== Material ==
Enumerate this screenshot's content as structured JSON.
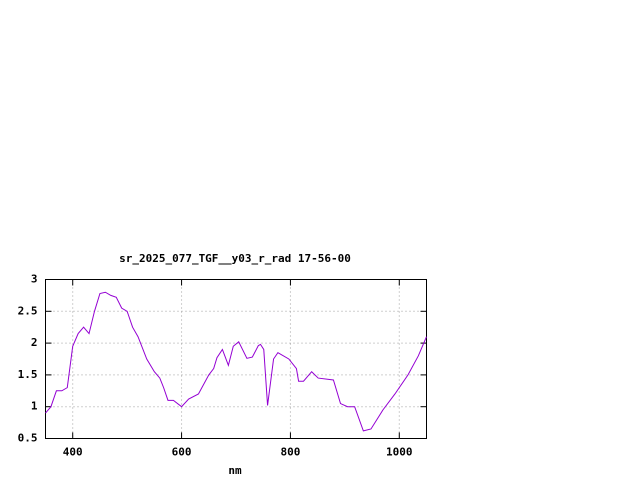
{
  "chart_data": {
    "type": "line",
    "title": "sr_2025_077_TGF__y03_r_rad 17-56-00",
    "x_label": "nm",
    "x": [
      350,
      360,
      370,
      380,
      390,
      400,
      410,
      420,
      430,
      440,
      450,
      460,
      470,
      480,
      490,
      500,
      510,
      520,
      536,
      550,
      560,
      567,
      575,
      585,
      600,
      613,
      631,
      650,
      659,
      665,
      675,
      686,
      695,
      705,
      720,
      730,
      741,
      745,
      751,
      758,
      769,
      777,
      797,
      811,
      815,
      824,
      839,
      851,
      879,
      892,
      905,
      918,
      934,
      948,
      970,
      992,
      1016,
      1035,
      1050
    ],
    "series": [
      {
        "color": "#9400d3",
        "values": [
          0.9,
          1.0,
          1.25,
          1.25,
          1.3,
          1.95,
          2.15,
          2.25,
          2.15,
          2.5,
          2.78,
          2.8,
          2.75,
          2.72,
          2.55,
          2.5,
          2.25,
          2.1,
          1.75,
          1.55,
          1.45,
          1.3,
          1.1,
          1.1,
          1.0,
          1.12,
          1.2,
          1.5,
          1.6,
          1.77,
          1.9,
          1.65,
          1.95,
          2.02,
          1.76,
          1.78,
          1.96,
          1.98,
          1.9,
          1.02,
          1.75,
          1.85,
          1.75,
          1.6,
          1.4,
          1.4,
          1.55,
          1.45,
          1.42,
          1.05,
          1.0,
          1.0,
          0.62,
          0.65,
          0.95,
          1.2,
          1.5,
          1.8,
          2.1
        ]
      }
    ],
    "xlim": [
      350,
      1050
    ],
    "xticks": [
      400,
      600,
      800,
      1000
    ],
    "ylim": [
      0.5,
      3
    ],
    "yticks": [
      0.5,
      1,
      1.5,
      2,
      2.5,
      3
    ],
    "grid": true
  }
}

== Problem statement ==
Leave out the pictures and copy everything else in the records word for word.

== Solved problem ==
Enumerate this screenshot's content as structured JSON.
{
  "chart_data": {
    "type": "line",
    "title": "sr_2025_077_TGF__y03_r_rad 17-56-00",
    "x_label": "nm",
    "x": [
      350,
      360,
      370,
      380,
      390,
      400,
      410,
      420,
      430,
      440,
      450,
      460,
      470,
      480,
      490,
      500,
      510,
      520,
      536,
      550,
      560,
      567,
      575,
      585,
      600,
      613,
      631,
      650,
      659,
      665,
      675,
      686,
      695,
      705,
      720,
      730,
      741,
      745,
      751,
      758,
      769,
      777,
      797,
      811,
      815,
      824,
      839,
      851,
      879,
      892,
      905,
      918,
      934,
      948,
      970,
      992,
      1016,
      1035,
      1050
    ],
    "series": [
      {
        "color": "#9400d3",
        "values": [
          0.9,
          1.0,
          1.25,
          1.25,
          1.3,
          1.95,
          2.15,
          2.25,
          2.15,
          2.5,
          2.78,
          2.8,
          2.75,
          2.72,
          2.55,
          2.5,
          2.25,
          2.1,
          1.75,
          1.55,
          1.45,
          1.3,
          1.1,
          1.1,
          1.0,
          1.12,
          1.2,
          1.5,
          1.6,
          1.77,
          1.9,
          1.65,
          1.95,
          2.02,
          1.76,
          1.78,
          1.96,
          1.98,
          1.9,
          1.02,
          1.75,
          1.85,
          1.75,
          1.6,
          1.4,
          1.4,
          1.55,
          1.45,
          1.42,
          1.05,
          1.0,
          1.0,
          0.62,
          0.65,
          0.95,
          1.2,
          1.5,
          1.8,
          2.1
        ]
      }
    ],
    "xlim": [
      350,
      1050
    ],
    "xticks": [
      400,
      600,
      800,
      1000
    ],
    "ylim": [
      0.5,
      3
    ],
    "yticks": [
      0.5,
      1,
      1.5,
      2,
      2.5,
      3
    ],
    "grid": true
  }
}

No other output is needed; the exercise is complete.